» Goal
Locate all lines with the word "icon". Copy them.
☆ ☆ ☆ ☆
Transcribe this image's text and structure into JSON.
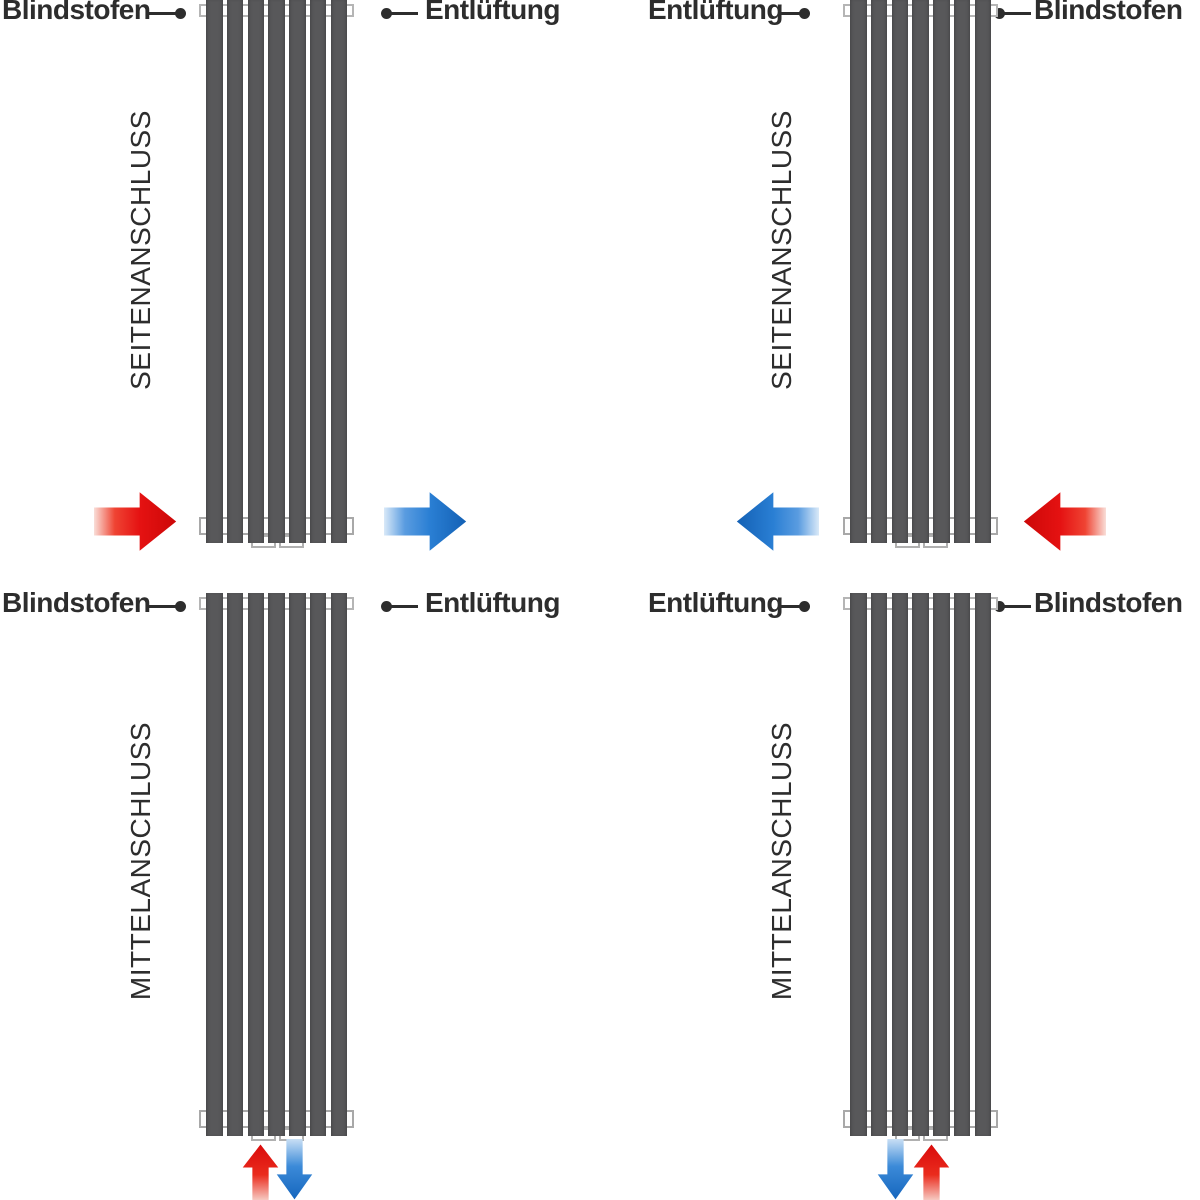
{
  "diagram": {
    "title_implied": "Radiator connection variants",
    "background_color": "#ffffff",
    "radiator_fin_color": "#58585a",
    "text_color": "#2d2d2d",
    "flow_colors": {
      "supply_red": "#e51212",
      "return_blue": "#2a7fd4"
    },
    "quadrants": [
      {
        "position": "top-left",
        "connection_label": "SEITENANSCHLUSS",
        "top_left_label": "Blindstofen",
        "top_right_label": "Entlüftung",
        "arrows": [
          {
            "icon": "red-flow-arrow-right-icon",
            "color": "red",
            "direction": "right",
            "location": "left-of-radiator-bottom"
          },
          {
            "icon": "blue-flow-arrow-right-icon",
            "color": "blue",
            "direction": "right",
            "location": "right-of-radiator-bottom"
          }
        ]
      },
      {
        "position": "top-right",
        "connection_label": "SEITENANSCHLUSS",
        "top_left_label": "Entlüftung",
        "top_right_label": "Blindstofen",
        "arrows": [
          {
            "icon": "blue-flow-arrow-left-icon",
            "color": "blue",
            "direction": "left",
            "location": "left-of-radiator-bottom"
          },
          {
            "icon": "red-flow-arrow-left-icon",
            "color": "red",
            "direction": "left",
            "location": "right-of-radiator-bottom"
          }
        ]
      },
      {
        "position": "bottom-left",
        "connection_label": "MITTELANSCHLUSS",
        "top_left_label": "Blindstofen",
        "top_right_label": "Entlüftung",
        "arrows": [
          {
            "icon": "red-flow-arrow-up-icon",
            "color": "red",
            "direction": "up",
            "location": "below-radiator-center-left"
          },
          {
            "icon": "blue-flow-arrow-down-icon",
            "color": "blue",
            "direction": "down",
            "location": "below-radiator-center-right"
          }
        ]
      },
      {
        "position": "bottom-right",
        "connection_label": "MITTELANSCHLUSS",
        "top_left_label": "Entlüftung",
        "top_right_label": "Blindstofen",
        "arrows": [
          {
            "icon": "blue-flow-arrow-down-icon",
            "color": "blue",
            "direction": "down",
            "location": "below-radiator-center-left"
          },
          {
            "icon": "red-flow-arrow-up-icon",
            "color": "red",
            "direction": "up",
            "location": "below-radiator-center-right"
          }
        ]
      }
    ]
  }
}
☆ ☆ ☆ ☆
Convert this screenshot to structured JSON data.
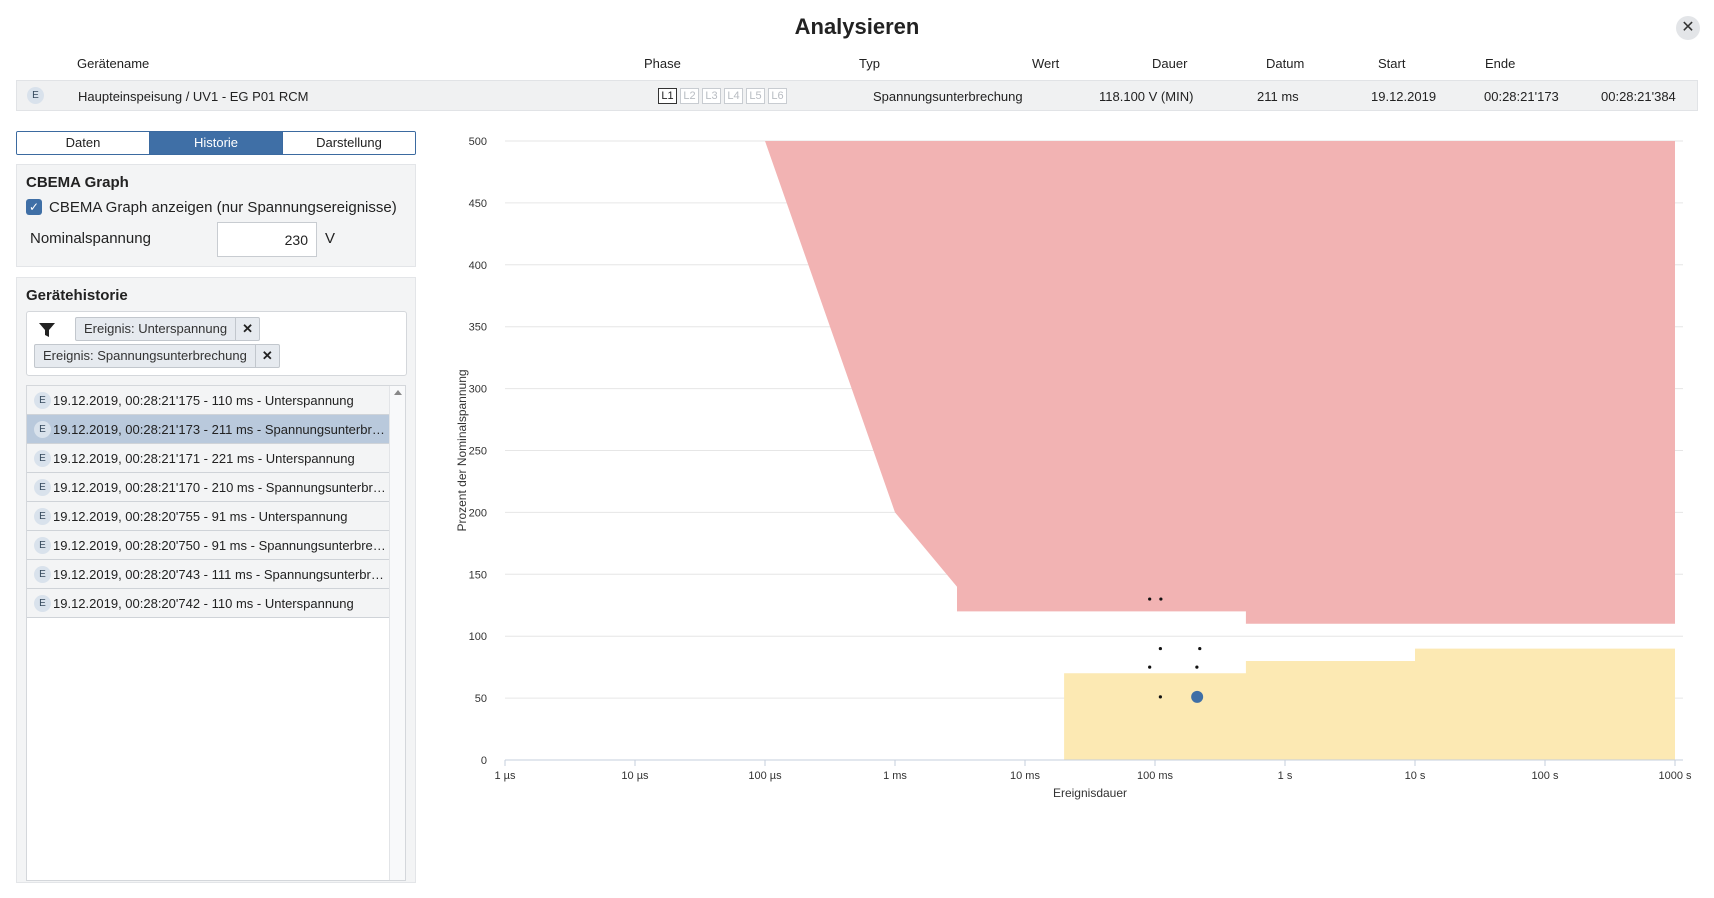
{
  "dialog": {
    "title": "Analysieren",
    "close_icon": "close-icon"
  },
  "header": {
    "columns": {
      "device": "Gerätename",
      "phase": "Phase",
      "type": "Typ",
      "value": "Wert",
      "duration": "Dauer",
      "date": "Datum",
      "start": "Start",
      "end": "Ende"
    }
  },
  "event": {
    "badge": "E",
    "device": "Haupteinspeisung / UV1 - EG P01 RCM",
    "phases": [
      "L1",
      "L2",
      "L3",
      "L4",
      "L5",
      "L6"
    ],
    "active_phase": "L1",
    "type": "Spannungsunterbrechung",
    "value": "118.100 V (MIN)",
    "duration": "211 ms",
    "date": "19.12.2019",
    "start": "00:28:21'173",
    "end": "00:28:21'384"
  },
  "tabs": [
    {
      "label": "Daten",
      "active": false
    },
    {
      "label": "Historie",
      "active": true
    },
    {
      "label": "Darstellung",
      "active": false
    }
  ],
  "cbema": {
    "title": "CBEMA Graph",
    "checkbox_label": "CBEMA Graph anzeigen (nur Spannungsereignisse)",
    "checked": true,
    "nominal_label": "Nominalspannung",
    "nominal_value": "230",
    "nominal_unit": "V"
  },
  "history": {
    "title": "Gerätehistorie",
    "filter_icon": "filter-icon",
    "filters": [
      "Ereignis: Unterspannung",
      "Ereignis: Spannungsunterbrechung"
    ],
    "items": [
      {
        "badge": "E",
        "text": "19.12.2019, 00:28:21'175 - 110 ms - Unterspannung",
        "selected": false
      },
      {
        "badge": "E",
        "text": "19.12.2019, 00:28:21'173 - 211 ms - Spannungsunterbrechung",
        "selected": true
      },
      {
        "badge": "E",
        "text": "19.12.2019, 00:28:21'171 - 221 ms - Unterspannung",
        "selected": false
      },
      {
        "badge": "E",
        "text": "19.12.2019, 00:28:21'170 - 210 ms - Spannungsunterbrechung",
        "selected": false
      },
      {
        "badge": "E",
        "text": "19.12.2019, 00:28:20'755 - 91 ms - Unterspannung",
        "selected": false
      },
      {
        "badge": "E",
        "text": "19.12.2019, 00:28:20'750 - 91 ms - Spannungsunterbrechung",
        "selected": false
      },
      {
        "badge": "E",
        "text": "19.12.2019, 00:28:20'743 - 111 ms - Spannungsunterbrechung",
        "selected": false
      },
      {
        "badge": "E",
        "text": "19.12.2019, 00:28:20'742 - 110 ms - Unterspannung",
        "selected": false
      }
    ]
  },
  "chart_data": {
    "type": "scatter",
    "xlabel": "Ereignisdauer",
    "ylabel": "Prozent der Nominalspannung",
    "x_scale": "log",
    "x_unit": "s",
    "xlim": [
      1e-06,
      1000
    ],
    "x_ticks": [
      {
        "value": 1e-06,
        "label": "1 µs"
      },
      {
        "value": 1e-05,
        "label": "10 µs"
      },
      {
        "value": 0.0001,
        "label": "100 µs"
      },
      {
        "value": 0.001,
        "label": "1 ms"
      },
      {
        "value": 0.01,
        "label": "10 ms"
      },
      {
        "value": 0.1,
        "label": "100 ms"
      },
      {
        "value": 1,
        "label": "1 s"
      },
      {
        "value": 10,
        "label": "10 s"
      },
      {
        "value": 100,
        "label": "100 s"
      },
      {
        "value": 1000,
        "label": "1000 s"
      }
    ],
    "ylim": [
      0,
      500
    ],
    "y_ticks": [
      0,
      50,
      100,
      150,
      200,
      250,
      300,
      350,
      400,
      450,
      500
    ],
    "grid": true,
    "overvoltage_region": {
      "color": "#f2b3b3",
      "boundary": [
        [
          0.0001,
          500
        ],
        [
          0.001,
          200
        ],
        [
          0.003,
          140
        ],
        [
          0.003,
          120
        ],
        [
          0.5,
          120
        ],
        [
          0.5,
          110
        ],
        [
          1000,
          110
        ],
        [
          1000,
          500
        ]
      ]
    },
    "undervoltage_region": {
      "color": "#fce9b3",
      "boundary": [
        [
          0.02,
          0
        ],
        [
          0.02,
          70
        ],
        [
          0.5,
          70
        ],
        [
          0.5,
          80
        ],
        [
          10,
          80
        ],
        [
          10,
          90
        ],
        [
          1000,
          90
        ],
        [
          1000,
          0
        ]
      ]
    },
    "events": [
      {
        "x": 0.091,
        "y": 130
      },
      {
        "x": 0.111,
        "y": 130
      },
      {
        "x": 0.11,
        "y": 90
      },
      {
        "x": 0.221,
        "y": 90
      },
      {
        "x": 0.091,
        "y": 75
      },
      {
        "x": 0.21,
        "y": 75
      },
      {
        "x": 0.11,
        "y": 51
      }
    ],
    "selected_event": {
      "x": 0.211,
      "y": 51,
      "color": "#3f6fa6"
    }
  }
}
☆ ☆ ☆ ☆
» Task response
            "icon": "red-flow-arrow-right-icon",
            "icon": "blue-flow-arrow-right-icon",
            "icon": "blue-flow-arrow-left-icon",
            "icon": "red-flow-arrow-left-icon",
            "icon": "red-flow-arrow-up-icon",
            "icon": "blue-flow-arrow-down-icon",
            "icon": "blue-flow-arrow-down-icon",
            "icon": "red-flow-arrow-up-icon",
    "close_icon": "close-icon"
    "filter_icon": "filter-icon",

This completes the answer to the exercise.